■ **The task**:
Retype all of the listing exactly, passing over any picture you find.

■ **Provided material**:

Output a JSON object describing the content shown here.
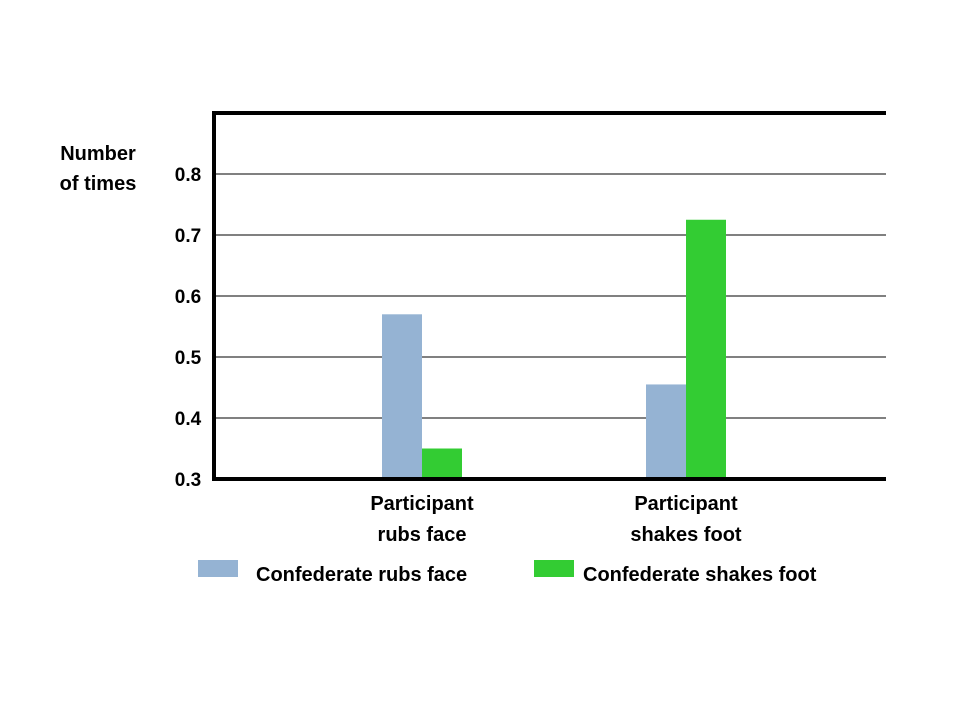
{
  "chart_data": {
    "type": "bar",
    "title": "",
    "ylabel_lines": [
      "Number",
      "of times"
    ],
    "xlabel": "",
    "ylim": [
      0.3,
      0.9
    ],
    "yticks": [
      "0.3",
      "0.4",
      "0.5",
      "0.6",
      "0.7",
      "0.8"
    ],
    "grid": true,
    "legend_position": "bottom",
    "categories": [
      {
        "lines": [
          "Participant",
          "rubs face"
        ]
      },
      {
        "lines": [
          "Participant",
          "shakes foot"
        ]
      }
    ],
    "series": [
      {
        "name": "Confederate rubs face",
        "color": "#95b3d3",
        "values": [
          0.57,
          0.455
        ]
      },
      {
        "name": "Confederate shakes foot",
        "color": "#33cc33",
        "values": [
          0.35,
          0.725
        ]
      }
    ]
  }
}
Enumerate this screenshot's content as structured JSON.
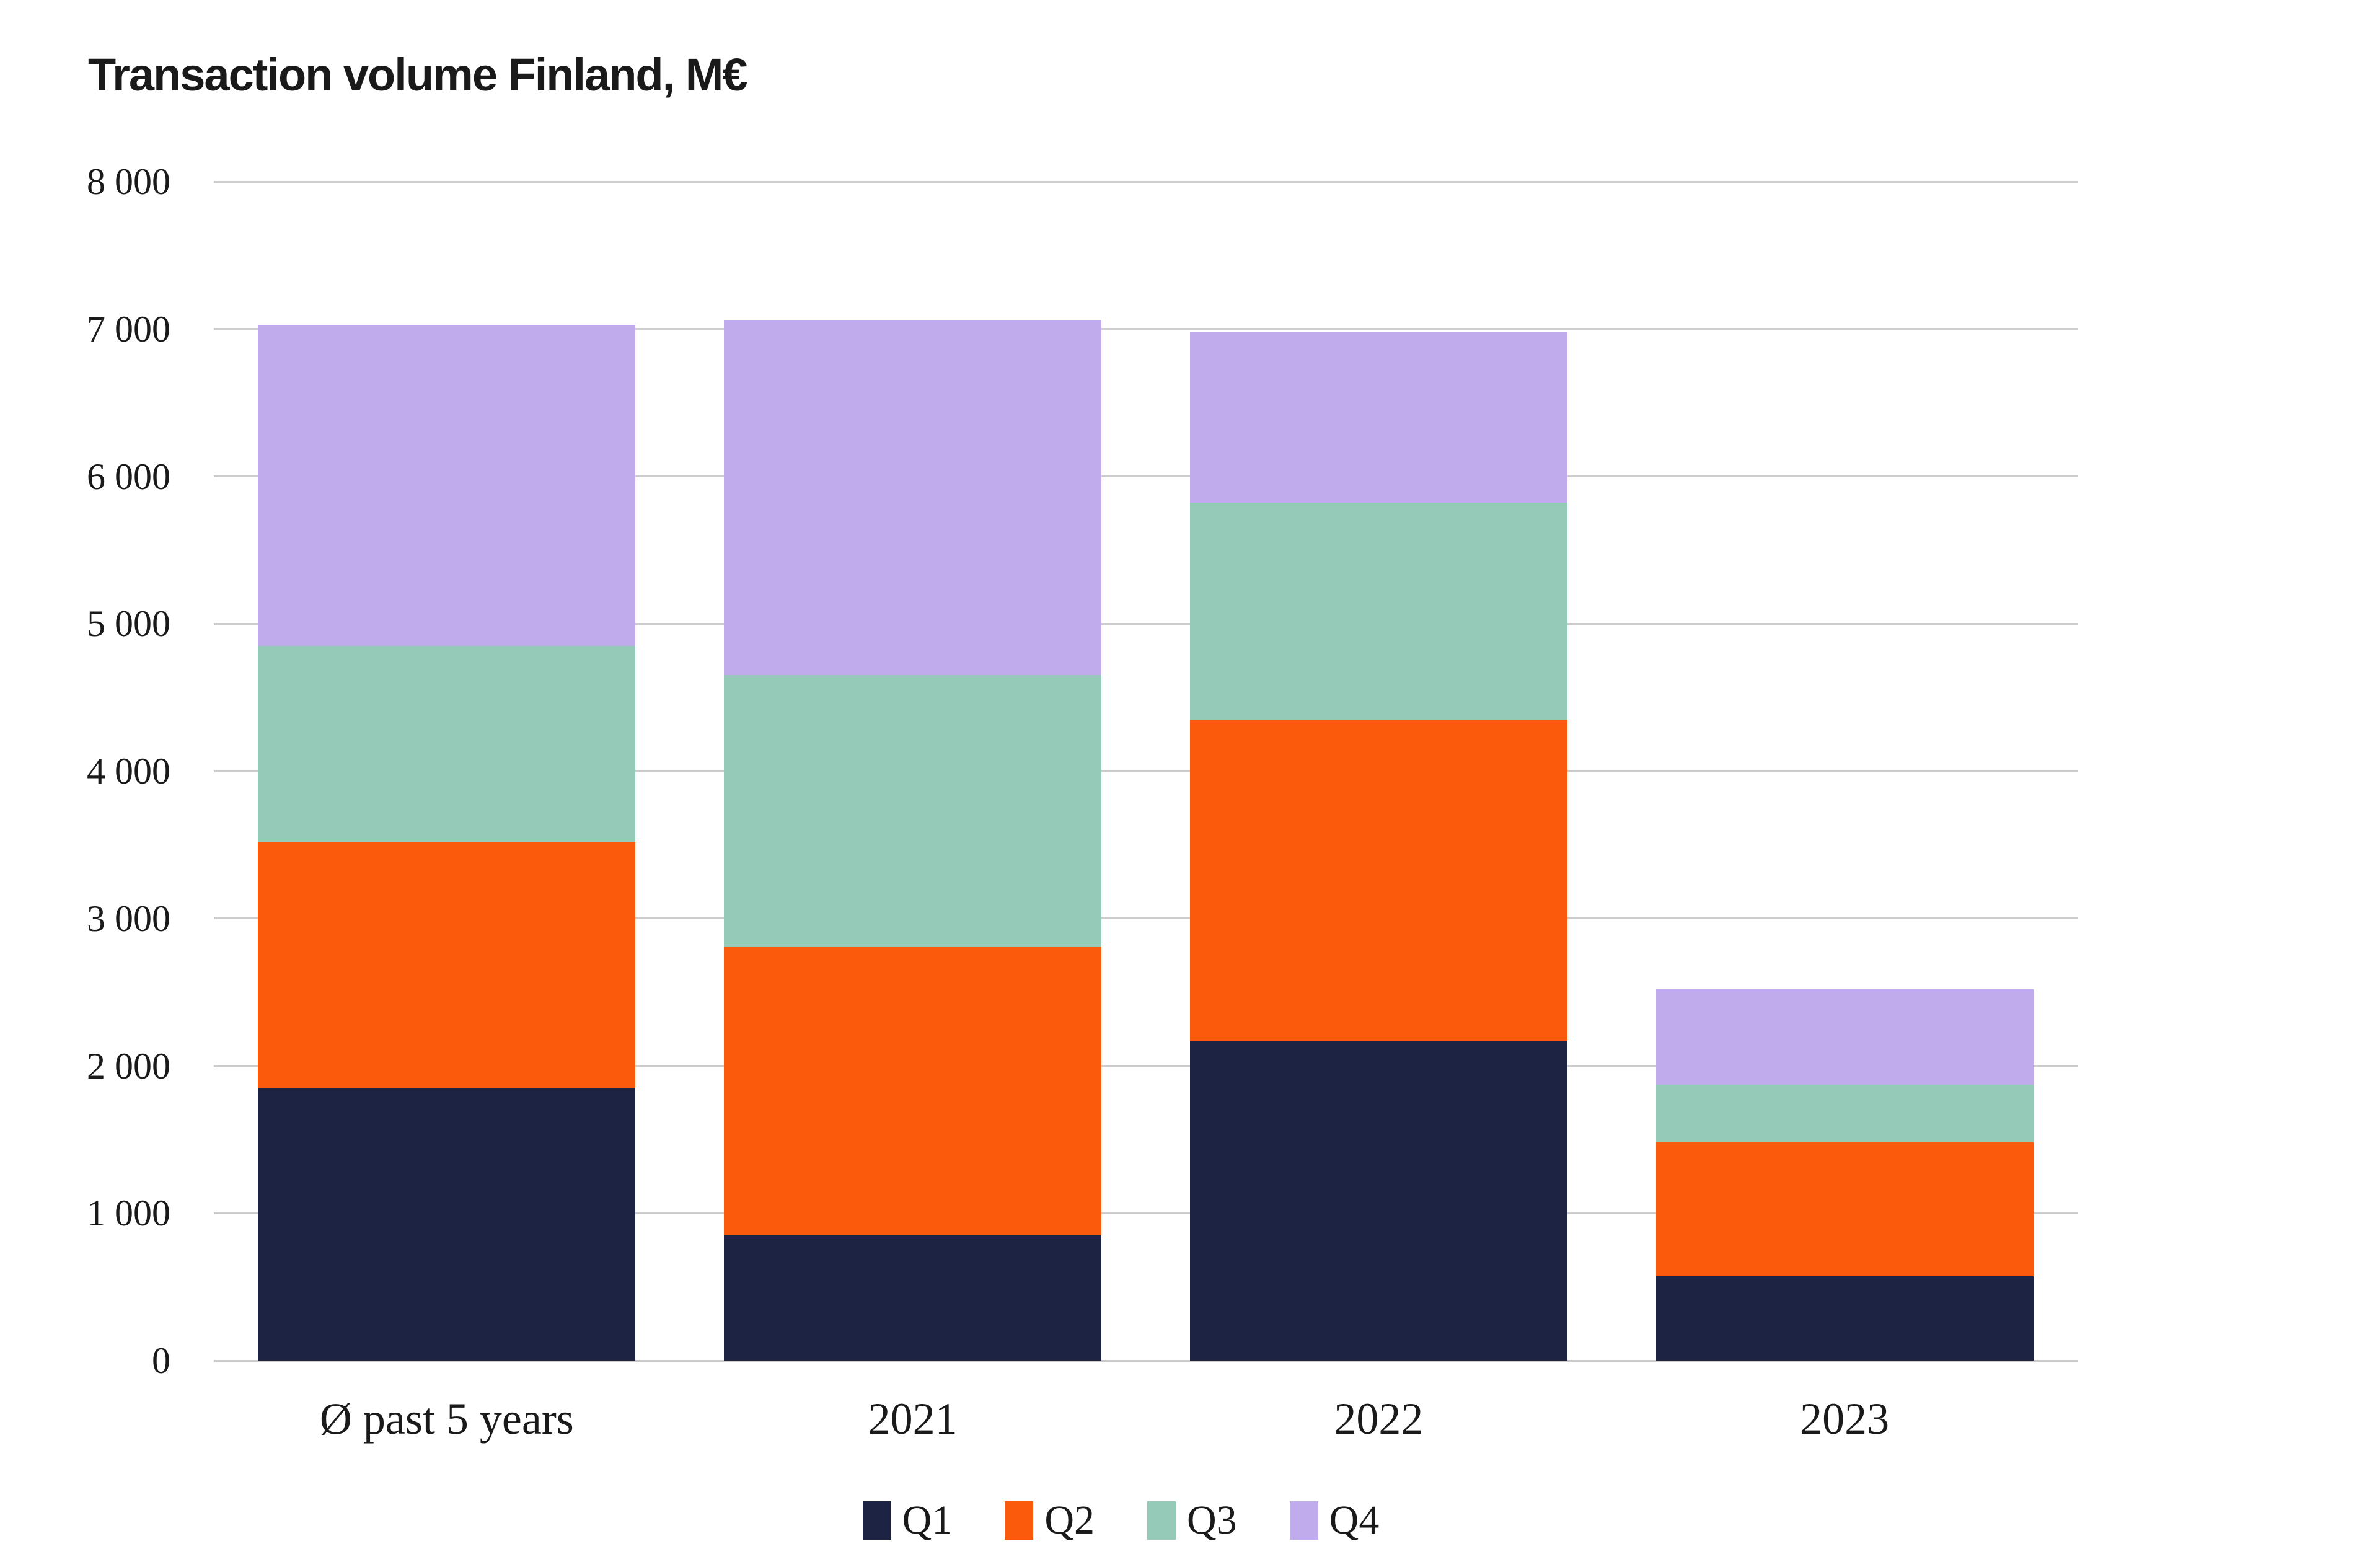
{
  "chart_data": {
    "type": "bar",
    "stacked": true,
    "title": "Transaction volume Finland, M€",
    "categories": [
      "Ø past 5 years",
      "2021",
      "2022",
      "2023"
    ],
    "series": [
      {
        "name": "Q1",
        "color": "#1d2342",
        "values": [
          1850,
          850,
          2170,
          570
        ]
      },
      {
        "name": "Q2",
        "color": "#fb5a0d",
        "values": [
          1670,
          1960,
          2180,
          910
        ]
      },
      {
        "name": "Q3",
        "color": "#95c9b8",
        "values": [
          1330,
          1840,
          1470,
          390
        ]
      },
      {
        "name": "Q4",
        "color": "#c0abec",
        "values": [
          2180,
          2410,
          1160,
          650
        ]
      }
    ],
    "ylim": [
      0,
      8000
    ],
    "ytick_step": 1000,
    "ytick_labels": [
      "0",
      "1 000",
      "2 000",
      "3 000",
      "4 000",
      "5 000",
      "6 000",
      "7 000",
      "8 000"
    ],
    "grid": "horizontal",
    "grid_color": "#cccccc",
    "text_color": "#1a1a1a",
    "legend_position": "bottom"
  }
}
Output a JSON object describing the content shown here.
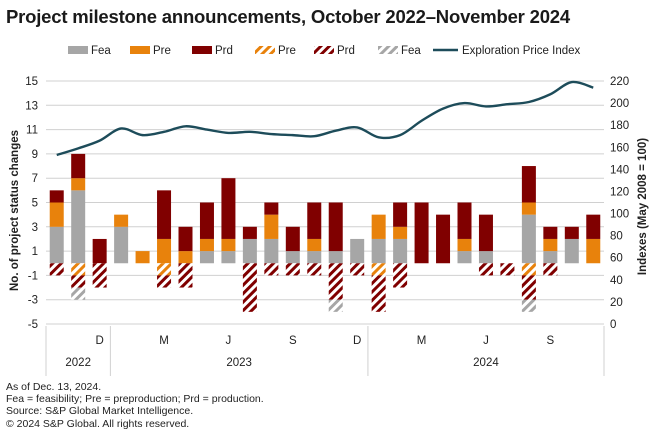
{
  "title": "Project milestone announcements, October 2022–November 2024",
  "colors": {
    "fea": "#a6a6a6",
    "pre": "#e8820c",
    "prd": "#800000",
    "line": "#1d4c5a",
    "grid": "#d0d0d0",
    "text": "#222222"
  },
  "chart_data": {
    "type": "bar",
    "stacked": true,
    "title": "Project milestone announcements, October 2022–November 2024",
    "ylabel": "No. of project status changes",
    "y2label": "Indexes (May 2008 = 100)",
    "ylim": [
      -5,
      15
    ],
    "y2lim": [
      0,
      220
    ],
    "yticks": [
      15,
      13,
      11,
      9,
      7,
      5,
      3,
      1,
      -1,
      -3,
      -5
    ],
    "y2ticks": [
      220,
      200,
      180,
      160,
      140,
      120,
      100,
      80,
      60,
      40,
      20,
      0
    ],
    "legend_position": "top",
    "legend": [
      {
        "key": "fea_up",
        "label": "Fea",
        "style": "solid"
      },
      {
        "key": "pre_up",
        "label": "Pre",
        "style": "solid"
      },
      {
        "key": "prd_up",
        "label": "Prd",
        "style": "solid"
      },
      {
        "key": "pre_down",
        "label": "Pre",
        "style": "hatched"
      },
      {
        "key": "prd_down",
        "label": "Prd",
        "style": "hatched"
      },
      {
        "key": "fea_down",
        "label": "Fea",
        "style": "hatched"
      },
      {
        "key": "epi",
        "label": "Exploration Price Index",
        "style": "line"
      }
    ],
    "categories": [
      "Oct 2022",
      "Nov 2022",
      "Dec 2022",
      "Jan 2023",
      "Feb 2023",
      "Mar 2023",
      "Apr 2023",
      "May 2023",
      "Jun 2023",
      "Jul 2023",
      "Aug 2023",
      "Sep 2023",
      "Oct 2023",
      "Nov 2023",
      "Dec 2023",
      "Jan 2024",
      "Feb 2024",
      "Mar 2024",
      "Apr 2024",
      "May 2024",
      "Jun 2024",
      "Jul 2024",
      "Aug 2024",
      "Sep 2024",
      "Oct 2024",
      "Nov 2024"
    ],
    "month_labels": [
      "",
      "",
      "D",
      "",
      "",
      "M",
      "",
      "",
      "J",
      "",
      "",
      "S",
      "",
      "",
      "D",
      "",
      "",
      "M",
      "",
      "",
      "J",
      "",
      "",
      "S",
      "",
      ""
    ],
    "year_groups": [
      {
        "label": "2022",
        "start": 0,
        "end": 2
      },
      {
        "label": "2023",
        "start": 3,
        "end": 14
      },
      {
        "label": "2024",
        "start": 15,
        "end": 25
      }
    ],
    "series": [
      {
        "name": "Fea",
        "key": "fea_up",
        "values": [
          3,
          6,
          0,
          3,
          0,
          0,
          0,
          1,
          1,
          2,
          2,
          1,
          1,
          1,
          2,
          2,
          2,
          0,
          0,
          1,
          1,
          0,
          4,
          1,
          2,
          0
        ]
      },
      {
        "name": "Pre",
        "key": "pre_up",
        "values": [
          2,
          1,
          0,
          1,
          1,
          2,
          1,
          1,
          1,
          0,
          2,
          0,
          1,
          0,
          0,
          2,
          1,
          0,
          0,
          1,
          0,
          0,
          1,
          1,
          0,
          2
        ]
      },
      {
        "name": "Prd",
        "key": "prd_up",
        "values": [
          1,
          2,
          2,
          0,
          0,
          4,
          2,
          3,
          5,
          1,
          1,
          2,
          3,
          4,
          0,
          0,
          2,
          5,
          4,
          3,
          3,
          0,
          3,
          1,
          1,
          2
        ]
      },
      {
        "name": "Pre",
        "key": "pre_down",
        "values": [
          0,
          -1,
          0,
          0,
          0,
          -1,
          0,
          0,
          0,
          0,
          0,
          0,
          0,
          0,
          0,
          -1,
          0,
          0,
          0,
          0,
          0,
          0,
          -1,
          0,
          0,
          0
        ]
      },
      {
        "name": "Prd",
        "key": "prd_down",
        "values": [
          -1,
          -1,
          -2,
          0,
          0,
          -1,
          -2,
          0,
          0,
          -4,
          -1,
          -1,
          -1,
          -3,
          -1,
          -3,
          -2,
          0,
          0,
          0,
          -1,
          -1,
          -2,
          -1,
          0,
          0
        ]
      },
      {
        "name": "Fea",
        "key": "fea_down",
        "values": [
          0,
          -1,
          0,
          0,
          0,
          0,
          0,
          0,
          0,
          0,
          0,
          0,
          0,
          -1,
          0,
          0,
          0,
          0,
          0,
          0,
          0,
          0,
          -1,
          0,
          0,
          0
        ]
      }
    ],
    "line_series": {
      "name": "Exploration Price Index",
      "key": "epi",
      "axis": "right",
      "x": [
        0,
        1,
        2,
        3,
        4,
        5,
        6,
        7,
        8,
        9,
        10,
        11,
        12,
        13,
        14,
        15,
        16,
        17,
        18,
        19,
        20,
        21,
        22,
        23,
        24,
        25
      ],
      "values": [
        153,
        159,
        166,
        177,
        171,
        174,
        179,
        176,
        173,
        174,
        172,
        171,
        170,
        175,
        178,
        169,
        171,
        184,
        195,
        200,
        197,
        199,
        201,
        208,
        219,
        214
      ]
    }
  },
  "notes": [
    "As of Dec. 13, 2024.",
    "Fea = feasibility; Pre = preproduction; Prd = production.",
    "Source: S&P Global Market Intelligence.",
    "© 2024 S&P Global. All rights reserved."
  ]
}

■ **The reply**:
Output a JSON object describing the content shown here.
{
  "chart_data": {
    "type": "bar",
    "title": "",
    "ylabel_lines": [
      "Number",
      "of times"
    ],
    "xlabel": "",
    "ylim": [
      0.3,
      0.9
    ],
    "yticks": [
      "0.3",
      "0.4",
      "0.5",
      "0.6",
      "0.7",
      "0.8"
    ],
    "grid": true,
    "legend_position": "bottom",
    "categories": [
      {
        "lines": [
          "Participant",
          "rubs face"
        ]
      },
      {
        "lines": [
          "Participant",
          "shakes foot"
        ]
      }
    ],
    "series": [
      {
        "name": "Confederate rubs face",
        "color": "#95b3d3",
        "values": [
          0.57,
          0.455
        ]
      },
      {
        "name": "Confederate shakes foot",
        "color": "#33cc33",
        "values": [
          0.35,
          0.725
        ]
      }
    ]
  }
}
Enumerate this screenshot's content as structured JSON.
{
  "chart_data": {
    "type": "bar",
    "stacked": true,
    "title": "Transaction volume Finland, M€",
    "categories": [
      "Ø past 5 years",
      "2021",
      "2022",
      "2023"
    ],
    "series": [
      {
        "name": "Q1",
        "color": "#1d2342",
        "values": [
          1850,
          850,
          2170,
          570
        ]
      },
      {
        "name": "Q2",
        "color": "#fb5a0d",
        "values": [
          1670,
          1960,
          2180,
          910
        ]
      },
      {
        "name": "Q3",
        "color": "#95c9b8",
        "values": [
          1330,
          1840,
          1470,
          390
        ]
      },
      {
        "name": "Q4",
        "color": "#c0abec",
        "values": [
          2180,
          2410,
          1160,
          650
        ]
      }
    ],
    "ylim": [
      0,
      8000
    ],
    "ytick_step": 1000,
    "ytick_labels": [
      "0",
      "1 000",
      "2 000",
      "3 000",
      "4 000",
      "5 000",
      "6 000",
      "7 000",
      "8 000"
    ],
    "grid": "horizontal",
    "grid_color": "#cccccc",
    "text_color": "#1a1a1a",
    "legend_position": "bottom"
  }
}
Output a JSON object describing the content shown here.
{
  "title": "Project milestone announcements, October 2022–November 2024",
  "colors": {
    "fea": "#a6a6a6",
    "pre": "#e8820c",
    "prd": "#800000",
    "line": "#1d4c5a",
    "grid": "#d0d0d0",
    "text": "#222222"
  },
  "chart_data": {
    "type": "bar",
    "stacked": true,
    "title": "Project milestone announcements, October 2022–November 2024",
    "ylabel": "No. of project status changes",
    "y2label": "Indexes (May 2008 = 100)",
    "ylim": [
      -5,
      15
    ],
    "y2lim": [
      0,
      220
    ],
    "yticks": [
      15,
      13,
      11,
      9,
      7,
      5,
      3,
      1,
      -1,
      -3,
      -5
    ],
    "y2ticks": [
      220,
      200,
      180,
      160,
      140,
      120,
      100,
      80,
      60,
      40,
      20,
      0
    ],
    "legend_position": "top",
    "legend": [
      {
        "key": "fea_up",
        "label": "Fea",
        "style": "solid"
      },
      {
        "key": "pre_up",
        "label": "Pre",
        "style": "solid"
      },
      {
        "key": "prd_up",
        "label": "Prd",
        "style": "solid"
      },
      {
        "key": "pre_down",
        "label": "Pre",
        "style": "hatched"
      },
      {
        "key": "prd_down",
        "label": "Prd",
        "style": "hatched"
      },
      {
        "key": "fea_down",
        "label": "Fea",
        "style": "hatched"
      },
      {
        "key": "epi",
        "label": "Exploration Price Index",
        "style": "line"
      }
    ],
    "categories": [
      "Oct 2022",
      "Nov 2022",
      "Dec 2022",
      "Jan 2023",
      "Feb 2023",
      "Mar 2023",
      "Apr 2023",
      "May 2023",
      "Jun 2023",
      "Jul 2023",
      "Aug 2023",
      "Sep 2023",
      "Oct 2023",
      "Nov 2023",
      "Dec 2023",
      "Jan 2024",
      "Feb 2024",
      "Mar 2024",
      "Apr 2024",
      "May 2024",
      "Jun 2024",
      "Jul 2024",
      "Aug 2024",
      "Sep 2024",
      "Oct 2024",
      "Nov 2024"
    ],
    "month_labels": [
      "",
      "",
      "D",
      "",
      "",
      "M",
      "",
      "",
      "J",
      "",
      "",
      "S",
      "",
      "",
      "D",
      "",
      "",
      "M",
      "",
      "",
      "J",
      "",
      "",
      "S",
      "",
      ""
    ],
    "year_groups": [
      {
        "label": "2022",
        "start": 0,
        "end": 2
      },
      {
        "label": "2023",
        "start": 3,
        "end": 14
      },
      {
        "label": "2024",
        "start": 15,
        "end": 25
      }
    ],
    "series": [
      {
        "name": "Fea",
        "key": "fea_up",
        "values": [
          3,
          6,
          0,
          3,
          0,
          0,
          0,
          1,
          1,
          2,
          2,
          1,
          1,
          1,
          2,
          2,
          2,
          0,
          0,
          1,
          1,
          0,
          4,
          1,
          2,
          0
        ]
      },
      {
        "name": "Pre",
        "key": "pre_up",
        "values": [
          2,
          1,
          0,
          1,
          1,
          2,
          1,
          1,
          1,
          0,
          2,
          0,
          1,
          0,
          0,
          2,
          1,
          0,
          0,
          1,
          0,
          0,
          1,
          1,
          0,
          2
        ]
      },
      {
        "name": "Prd",
        "key": "prd_up",
        "values": [
          1,
          2,
          2,
          0,
          0,
          4,
          2,
          3,
          5,
          1,
          1,
          2,
          3,
          4,
          0,
          0,
          2,
          5,
          4,
          3,
          3,
          0,
          3,
          1,
          1,
          2
        ]
      },
      {
        "name": "Pre",
        "key": "pre_down",
        "values": [
          0,
          -1,
          0,
          0,
          0,
          -1,
          0,
          0,
          0,
          0,
          0,
          0,
          0,
          0,
          0,
          -1,
          0,
          0,
          0,
          0,
          0,
          0,
          -1,
          0,
          0,
          0
        ]
      },
      {
        "name": "Prd",
        "key": "prd_down",
        "values": [
          -1,
          -1,
          -2,
          0,
          0,
          -1,
          -2,
          0,
          0,
          -4,
          -1,
          -1,
          -1,
          -3,
          -1,
          -3,
          -2,
          0,
          0,
          0,
          -1,
          -1,
          -2,
          -1,
          0,
          0
        ]
      },
      {
        "name": "Fea",
        "key": "fea_down",
        "values": [
          0,
          -1,
          0,
          0,
          0,
          0,
          0,
          0,
          0,
          0,
          0,
          0,
          0,
          -1,
          0,
          0,
          0,
          0,
          0,
          0,
          0,
          0,
          -1,
          0,
          0,
          0
        ]
      }
    ],
    "line_series": {
      "name": "Exploration Price Index",
      "key": "epi",
      "axis": "right",
      "x": [
        0,
        1,
        2,
        3,
        4,
        5,
        6,
        7,
        8,
        9,
        10,
        11,
        12,
        13,
        14,
        15,
        16,
        17,
        18,
        19,
        20,
        21,
        22,
        23,
        24,
        25
      ],
      "values": [
        153,
        159,
        166,
        177,
        171,
        174,
        179,
        176,
        173,
        174,
        172,
        171,
        170,
        175,
        178,
        169,
        171,
        184,
        195,
        200,
        197,
        199,
        201,
        208,
        219,
        214
      ]
    }
  },
  "notes": [
    "As of Dec. 13, 2024.",
    "Fea = feasibility; Pre = preproduction; Prd = production.",
    "Source: S&P Global Market Intelligence.",
    "© 2024 S&P Global. All rights reserved."
  ]
}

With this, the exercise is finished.